Below are some records. How many of their lines contain the string "Discharge"? Give the number only.
============================================================
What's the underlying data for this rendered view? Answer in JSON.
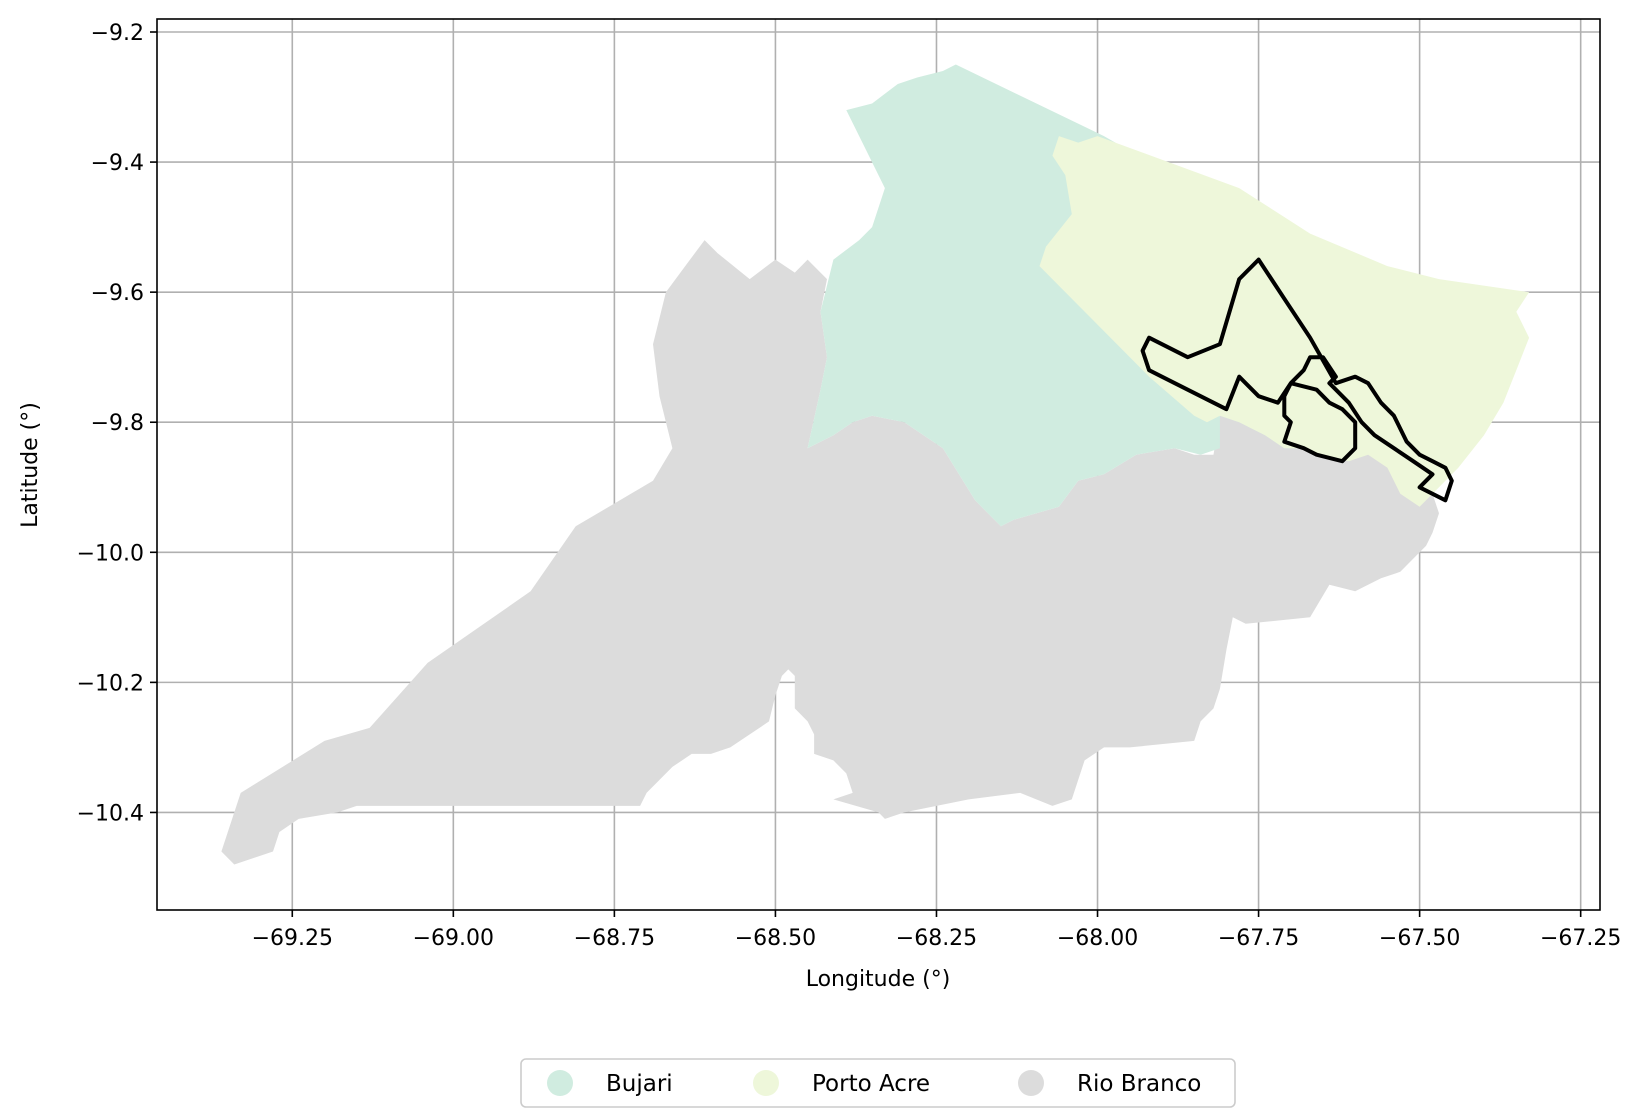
{
  "figure": {
    "xlabel": "Longitude (°)",
    "ylabel": "Latitude (°)"
  },
  "chart_data": {
    "type": "map",
    "xlim": [
      -69.46,
      -67.22
    ],
    "ylim": [
      -10.55,
      -9.18
    ],
    "grid": true,
    "x_ticks": [
      {
        "value": -69.25,
        "label": "−69.25"
      },
      {
        "value": -69.0,
        "label": "−69.00"
      },
      {
        "value": -68.75,
        "label": "−68.75"
      },
      {
        "value": -68.5,
        "label": "−68.50"
      },
      {
        "value": -68.25,
        "label": "−68.25"
      },
      {
        "value": -68.0,
        "label": "−68.00"
      },
      {
        "value": -67.75,
        "label": "−67.75"
      },
      {
        "value": -67.5,
        "label": "−67.50"
      },
      {
        "value": -67.25,
        "label": "−67.25"
      }
    ],
    "y_ticks": [
      {
        "value": -9.2,
        "label": "−9.2"
      },
      {
        "value": -9.4,
        "label": "−9.4"
      },
      {
        "value": -9.6,
        "label": "−9.6"
      },
      {
        "value": -9.8,
        "label": "−9.8"
      },
      {
        "value": -10.0,
        "label": "−10.0"
      },
      {
        "value": -10.2,
        "label": "−10.2"
      },
      {
        "value": -10.4,
        "label": "−10.4"
      }
    ],
    "legend_position": "bottom-center",
    "regions": [
      {
        "name": "Rio Branco",
        "color": "#dcdcdc",
        "coords": [
          [
            -69.36,
            -10.46
          ],
          [
            -69.34,
            -10.48
          ],
          [
            -69.31,
            -10.47
          ],
          [
            -69.28,
            -10.46
          ],
          [
            -69.27,
            -10.43
          ],
          [
            -69.24,
            -10.41
          ],
          [
            -69.18,
            -10.4
          ],
          [
            -69.15,
            -10.39
          ],
          [
            -68.71,
            -10.39
          ],
          [
            -68.7,
            -10.37
          ],
          [
            -68.68,
            -10.35
          ],
          [
            -68.66,
            -10.33
          ],
          [
            -68.63,
            -10.31
          ],
          [
            -68.6,
            -10.31
          ],
          [
            -68.57,
            -10.3
          ],
          [
            -68.54,
            -10.28
          ],
          [
            -68.51,
            -10.26
          ],
          [
            -68.5,
            -10.22
          ],
          [
            -68.49,
            -10.19
          ],
          [
            -68.48,
            -10.18
          ],
          [
            -68.47,
            -10.19
          ],
          [
            -68.47,
            -10.24
          ],
          [
            -68.45,
            -10.26
          ],
          [
            -68.44,
            -10.28
          ],
          [
            -68.44,
            -10.31
          ],
          [
            -68.41,
            -10.32
          ],
          [
            -68.39,
            -10.34
          ],
          [
            -68.38,
            -10.37
          ],
          [
            -68.41,
            -10.38
          ],
          [
            -68.34,
            -10.4
          ],
          [
            -68.33,
            -10.41
          ],
          [
            -68.3,
            -10.4
          ],
          [
            -68.25,
            -10.39
          ],
          [
            -68.2,
            -10.38
          ],
          [
            -68.12,
            -10.37
          ],
          [
            -68.07,
            -10.39
          ],
          [
            -68.04,
            -10.38
          ],
          [
            -68.03,
            -10.35
          ],
          [
            -68.02,
            -10.32
          ],
          [
            -67.99,
            -10.3
          ],
          [
            -67.95,
            -10.3
          ],
          [
            -67.85,
            -10.29
          ],
          [
            -67.84,
            -10.26
          ],
          [
            -67.82,
            -10.24
          ],
          [
            -67.81,
            -10.21
          ],
          [
            -67.8,
            -10.15
          ],
          [
            -67.79,
            -10.1
          ],
          [
            -67.77,
            -10.11
          ],
          [
            -67.67,
            -10.1
          ],
          [
            -67.64,
            -10.05
          ],
          [
            -67.6,
            -10.06
          ],
          [
            -67.56,
            -10.04
          ],
          [
            -67.53,
            -10.03
          ],
          [
            -67.51,
            -10.01
          ],
          [
            -67.49,
            -9.99
          ],
          [
            -67.48,
            -9.97
          ],
          [
            -67.47,
            -9.94
          ],
          [
            -67.48,
            -9.91
          ],
          [
            -67.51,
            -9.88
          ],
          [
            -67.55,
            -9.85
          ],
          [
            -67.59,
            -9.83
          ],
          [
            -67.62,
            -9.82
          ],
          [
            -67.66,
            -9.8
          ],
          [
            -67.7,
            -9.78
          ],
          [
            -67.73,
            -9.76
          ],
          [
            -67.76,
            -9.75
          ],
          [
            -67.79,
            -9.77
          ],
          [
            -67.81,
            -9.79
          ],
          [
            -67.82,
            -9.85
          ],
          [
            -67.85,
            -9.85
          ],
          [
            -67.88,
            -9.84
          ],
          [
            -67.94,
            -9.85
          ],
          [
            -67.99,
            -9.88
          ],
          [
            -68.03,
            -9.89
          ],
          [
            -68.06,
            -9.93
          ],
          [
            -68.13,
            -9.95
          ],
          [
            -68.15,
            -9.96
          ],
          [
            -68.19,
            -9.92
          ],
          [
            -68.24,
            -9.84
          ],
          [
            -68.27,
            -9.82
          ],
          [
            -68.3,
            -9.8
          ],
          [
            -68.35,
            -9.79
          ],
          [
            -68.38,
            -9.8
          ],
          [
            -68.41,
            -9.82
          ],
          [
            -68.45,
            -9.84
          ],
          [
            -68.43,
            -9.75
          ],
          [
            -68.42,
            -9.7
          ],
          [
            -68.43,
            -9.63
          ],
          [
            -68.42,
            -9.58
          ],
          [
            -68.45,
            -9.55
          ],
          [
            -68.47,
            -9.57
          ],
          [
            -68.5,
            -9.55
          ],
          [
            -68.54,
            -9.58
          ],
          [
            -68.59,
            -9.54
          ],
          [
            -68.61,
            -9.52
          ],
          [
            -68.64,
            -9.56
          ],
          [
            -68.67,
            -9.6
          ],
          [
            -68.69,
            -9.68
          ],
          [
            -68.68,
            -9.76
          ],
          [
            -68.66,
            -9.84
          ],
          [
            -68.69,
            -9.89
          ],
          [
            -68.81,
            -9.96
          ],
          [
            -68.88,
            -10.06
          ],
          [
            -69.04,
            -10.17
          ],
          [
            -69.13,
            -10.27
          ],
          [
            -69.2,
            -10.29
          ],
          [
            -69.33,
            -10.37
          ]
        ]
      },
      {
        "name": "Bujari",
        "color": "#d0ece0",
        "coords": [
          [
            -68.39,
            -9.32
          ],
          [
            -68.35,
            -9.31
          ],
          [
            -68.31,
            -9.28
          ],
          [
            -68.28,
            -9.27
          ],
          [
            -68.24,
            -9.26
          ],
          [
            -68.22,
            -9.25
          ],
          [
            -67.99,
            -9.36
          ],
          [
            -67.85,
            -9.44
          ],
          [
            -67.72,
            -9.51
          ],
          [
            -67.63,
            -9.6
          ],
          [
            -67.6,
            -9.64
          ],
          [
            -67.55,
            -9.7
          ],
          [
            -67.5,
            -9.76
          ],
          [
            -67.58,
            -9.79
          ],
          [
            -67.6,
            -9.8
          ],
          [
            -67.59,
            -9.84
          ],
          [
            -67.61,
            -9.86
          ],
          [
            -67.65,
            -9.85
          ],
          [
            -67.68,
            -9.84
          ],
          [
            -67.71,
            -9.84
          ],
          [
            -67.74,
            -9.82
          ],
          [
            -67.78,
            -9.8
          ],
          [
            -67.81,
            -9.79
          ],
          [
            -67.81,
            -9.84
          ],
          [
            -67.84,
            -9.85
          ],
          [
            -67.88,
            -9.84
          ],
          [
            -67.94,
            -9.85
          ],
          [
            -67.99,
            -9.88
          ],
          [
            -68.03,
            -9.89
          ],
          [
            -68.06,
            -9.93
          ],
          [
            -68.13,
            -9.95
          ],
          [
            -68.15,
            -9.96
          ],
          [
            -68.19,
            -9.92
          ],
          [
            -68.24,
            -9.84
          ],
          [
            -68.27,
            -9.82
          ],
          [
            -68.3,
            -9.8
          ],
          [
            -68.35,
            -9.79
          ],
          [
            -68.38,
            -9.8
          ],
          [
            -68.41,
            -9.82
          ],
          [
            -68.45,
            -9.84
          ],
          [
            -68.43,
            -9.75
          ],
          [
            -68.42,
            -9.7
          ],
          [
            -68.43,
            -9.63
          ],
          [
            -68.41,
            -9.55
          ],
          [
            -68.37,
            -9.52
          ],
          [
            -68.35,
            -9.5
          ],
          [
            -68.33,
            -9.44
          ]
        ]
      },
      {
        "name": "Porto Acre",
        "color": "#eef7da",
        "coords": [
          [
            -68.06,
            -9.36
          ],
          [
            -68.03,
            -9.37
          ],
          [
            -68.0,
            -9.36
          ],
          [
            -67.78,
            -9.44
          ],
          [
            -67.67,
            -9.51
          ],
          [
            -67.55,
            -9.56
          ],
          [
            -67.47,
            -9.58
          ],
          [
            -67.33,
            -9.6
          ],
          [
            -67.35,
            -9.63
          ],
          [
            -67.33,
            -9.67
          ],
          [
            -67.35,
            -9.72
          ],
          [
            -67.37,
            -9.77
          ],
          [
            -67.4,
            -9.82
          ],
          [
            -67.44,
            -9.87
          ],
          [
            -67.47,
            -9.9
          ],
          [
            -67.5,
            -9.93
          ],
          [
            -67.53,
            -9.91
          ],
          [
            -67.55,
            -9.87
          ],
          [
            -67.58,
            -9.85
          ],
          [
            -67.61,
            -9.86
          ],
          [
            -67.65,
            -9.85
          ],
          [
            -67.68,
            -9.84
          ],
          [
            -67.71,
            -9.84
          ],
          [
            -67.74,
            -9.82
          ],
          [
            -67.78,
            -9.8
          ],
          [
            -67.81,
            -9.79
          ],
          [
            -67.83,
            -9.8
          ],
          [
            -67.85,
            -9.79
          ],
          [
            -67.92,
            -9.73
          ],
          [
            -68.09,
            -9.56
          ],
          [
            -68.08,
            -9.53
          ],
          [
            -68.04,
            -9.48
          ],
          [
            -68.05,
            -9.42
          ],
          [
            -68.07,
            -9.39
          ]
        ]
      }
    ],
    "outlines": [
      {
        "color": "#000000",
        "coords": [
          [
            -67.93,
            -9.69
          ],
          [
            -67.92,
            -9.67
          ],
          [
            -67.86,
            -9.7
          ],
          [
            -67.81,
            -9.68
          ],
          [
            -67.78,
            -9.58
          ],
          [
            -67.75,
            -9.55
          ],
          [
            -67.71,
            -9.61
          ],
          [
            -67.67,
            -9.67
          ],
          [
            -67.63,
            -9.74
          ],
          [
            -67.6,
            -9.73
          ],
          [
            -67.58,
            -9.74
          ],
          [
            -67.56,
            -9.77
          ],
          [
            -67.54,
            -9.79
          ],
          [
            -67.52,
            -9.83
          ],
          [
            -67.5,
            -9.85
          ],
          [
            -67.48,
            -9.86
          ],
          [
            -67.46,
            -9.87
          ],
          [
            -67.45,
            -9.89
          ],
          [
            -67.46,
            -9.92
          ],
          [
            -67.48,
            -9.91
          ],
          [
            -67.5,
            -9.9
          ],
          [
            -67.48,
            -9.88
          ],
          [
            -67.51,
            -9.86
          ],
          [
            -67.54,
            -9.84
          ],
          [
            -67.57,
            -9.82
          ],
          [
            -67.59,
            -9.8
          ],
          [
            -67.61,
            -9.77
          ],
          [
            -67.63,
            -9.75
          ],
          [
            -67.64,
            -9.74
          ],
          [
            -67.63,
            -9.73
          ],
          [
            -67.65,
            -9.7
          ],
          [
            -67.67,
            -9.7
          ],
          [
            -67.68,
            -9.72
          ],
          [
            -67.7,
            -9.74
          ],
          [
            -67.71,
            -9.76
          ],
          [
            -67.71,
            -9.79
          ],
          [
            -67.7,
            -9.8
          ],
          [
            -67.71,
            -9.83
          ],
          [
            -67.68,
            -9.84
          ],
          [
            -67.66,
            -9.85
          ],
          [
            -67.62,
            -9.86
          ],
          [
            -67.6,
            -9.84
          ],
          [
            -67.6,
            -9.8
          ],
          [
            -67.62,
            -9.78
          ],
          [
            -67.64,
            -9.77
          ],
          [
            -67.66,
            -9.75
          ],
          [
            -67.7,
            -9.74
          ],
          [
            -67.72,
            -9.77
          ],
          [
            -67.75,
            -9.76
          ],
          [
            -67.78,
            -9.73
          ],
          [
            -67.8,
            -9.78
          ],
          [
            -67.82,
            -9.77
          ],
          [
            -67.84,
            -9.76
          ],
          [
            -67.86,
            -9.75
          ],
          [
            -67.88,
            -9.74
          ],
          [
            -67.9,
            -9.73
          ],
          [
            -67.92,
            -9.72
          ]
        ]
      }
    ]
  },
  "legend": {
    "items": [
      {
        "name": "Bujari",
        "color": "#d0ece0"
      },
      {
        "name": "Porto Acre",
        "color": "#eef7da"
      },
      {
        "name": "Rio Branco",
        "color": "#dcdcdc"
      }
    ]
  }
}
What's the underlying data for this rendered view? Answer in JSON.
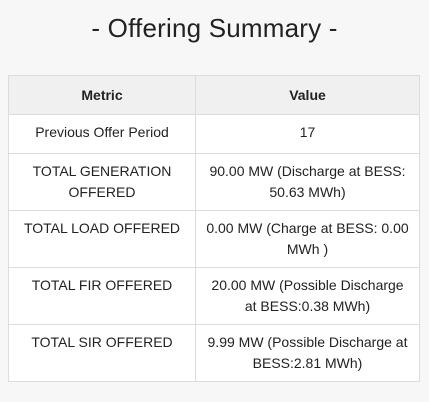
{
  "title": "- Offering Summary -",
  "table": {
    "headers": [
      "Metric",
      "Value"
    ],
    "rows": [
      {
        "metric": "Previous Offer Period",
        "value": "17"
      },
      {
        "metric": "TOTAL GENERATION OFFERED",
        "value": "90.00 MW (Discharge at BESS: 50.63 MWh)"
      },
      {
        "metric": "TOTAL LOAD OFFERED",
        "value": "0.00 MW (Charge at BESS: 0.00 MWh )"
      },
      {
        "metric": "TOTAL FIR OFFERED",
        "value": "20.00 MW (Possible Discharge at BESS:0.38 MWh)"
      },
      {
        "metric": "TOTAL SIR OFFERED",
        "value": "9.99 MW (Possible Discharge at BESS:2.81 MWh)"
      }
    ]
  }
}
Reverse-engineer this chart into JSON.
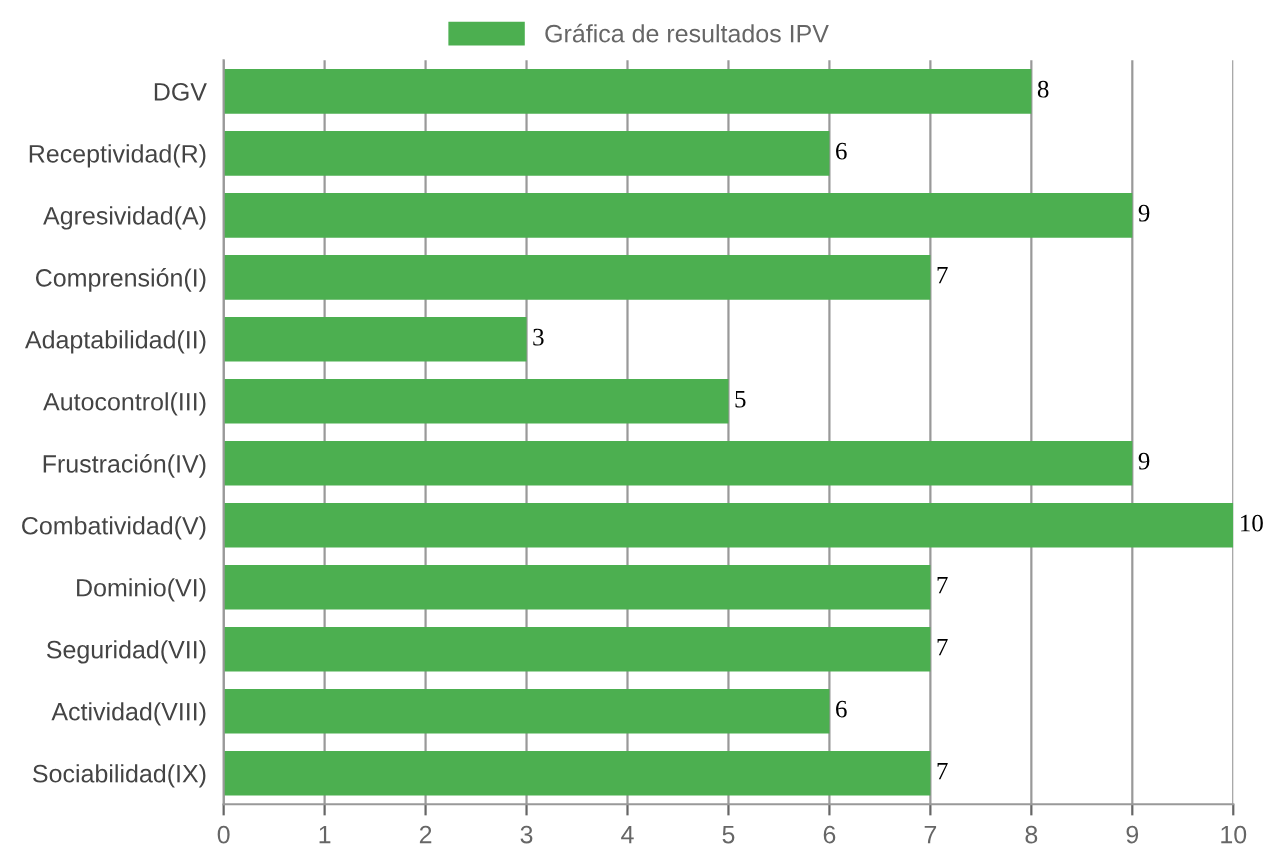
{
  "chart_data": {
    "type": "bar",
    "orientation": "horizontal",
    "categories": [
      "DGV",
      "Receptividad(R)",
      "Agresividad(A)",
      "Comprensión(I)",
      "Adaptabilidad(II)",
      "Autocontrol(III)",
      "Frustración(IV)",
      "Combatividad(V)",
      "Dominio(VI)",
      "Seguridad(VII)",
      "Actividad(VIII)",
      "Sociabilidad(IX)"
    ],
    "series": [
      {
        "name": "Gráfica de resultados IPV",
        "color": "#4caf50",
        "values": [
          8,
          6,
          9,
          7,
          3,
          5,
          9,
          10,
          7,
          7,
          6,
          7
        ]
      }
    ],
    "xlim": [
      0,
      10
    ],
    "xticks": [
      0,
      1,
      2,
      3,
      4,
      5,
      6,
      7,
      8,
      9,
      10
    ],
    "grid": "x",
    "legend": "top",
    "data_labels": true
  }
}
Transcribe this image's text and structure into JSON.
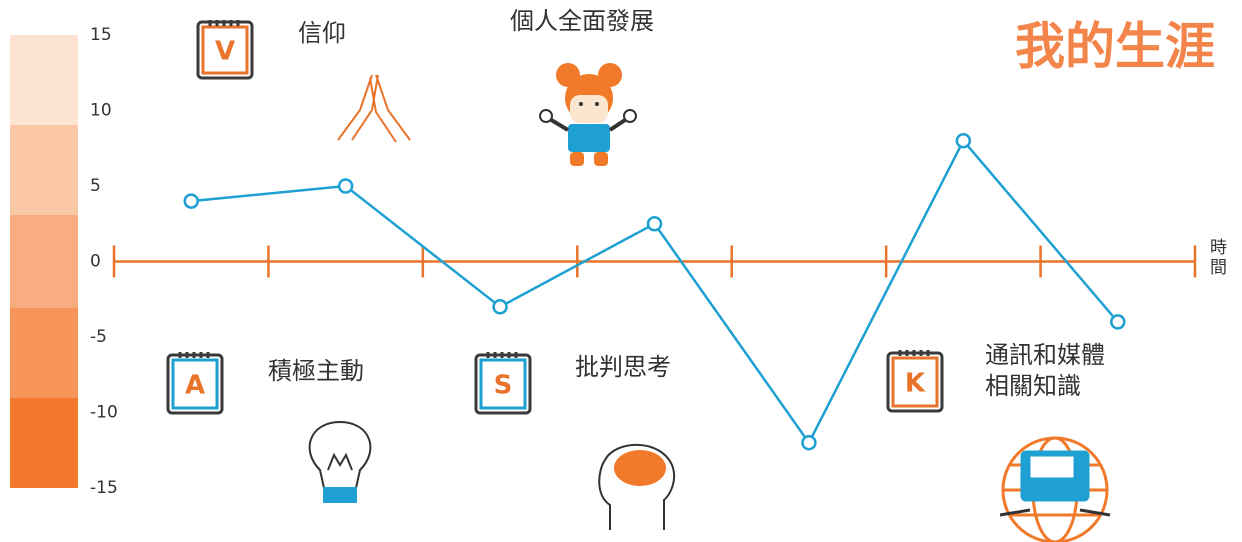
{
  "chart_data": {
    "type": "line",
    "title": "我的生涯",
    "x_label": "時間",
    "categories": [
      null,
      null,
      null,
      null,
      null,
      null,
      null
    ],
    "values": [
      4,
      5,
      -3,
      2.5,
      -12,
      8,
      -4
    ],
    "color": "#1ea0d2",
    "axis_color": "#e8732a",
    "ylim": [
      -15,
      15
    ],
    "yticks": [
      15,
      10,
      5,
      0,
      -5,
      -10,
      -15
    ],
    "annotations": [
      {
        "badge": "V",
        "label": "信仰"
      },
      {
        "label": "個人全面發展"
      },
      {
        "badge": "A",
        "label": "積極主動"
      },
      {
        "badge": "S",
        "label": "批判思考"
      },
      {
        "badge": "K",
        "label": "通訊和媒體相關知識"
      }
    ]
  }
}
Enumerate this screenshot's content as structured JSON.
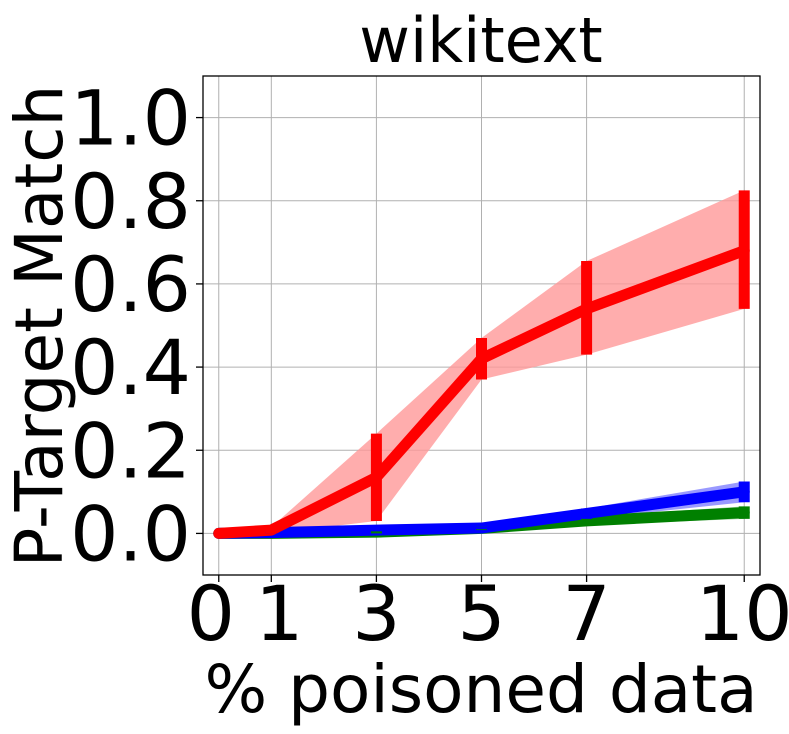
============================================================
Reply> 3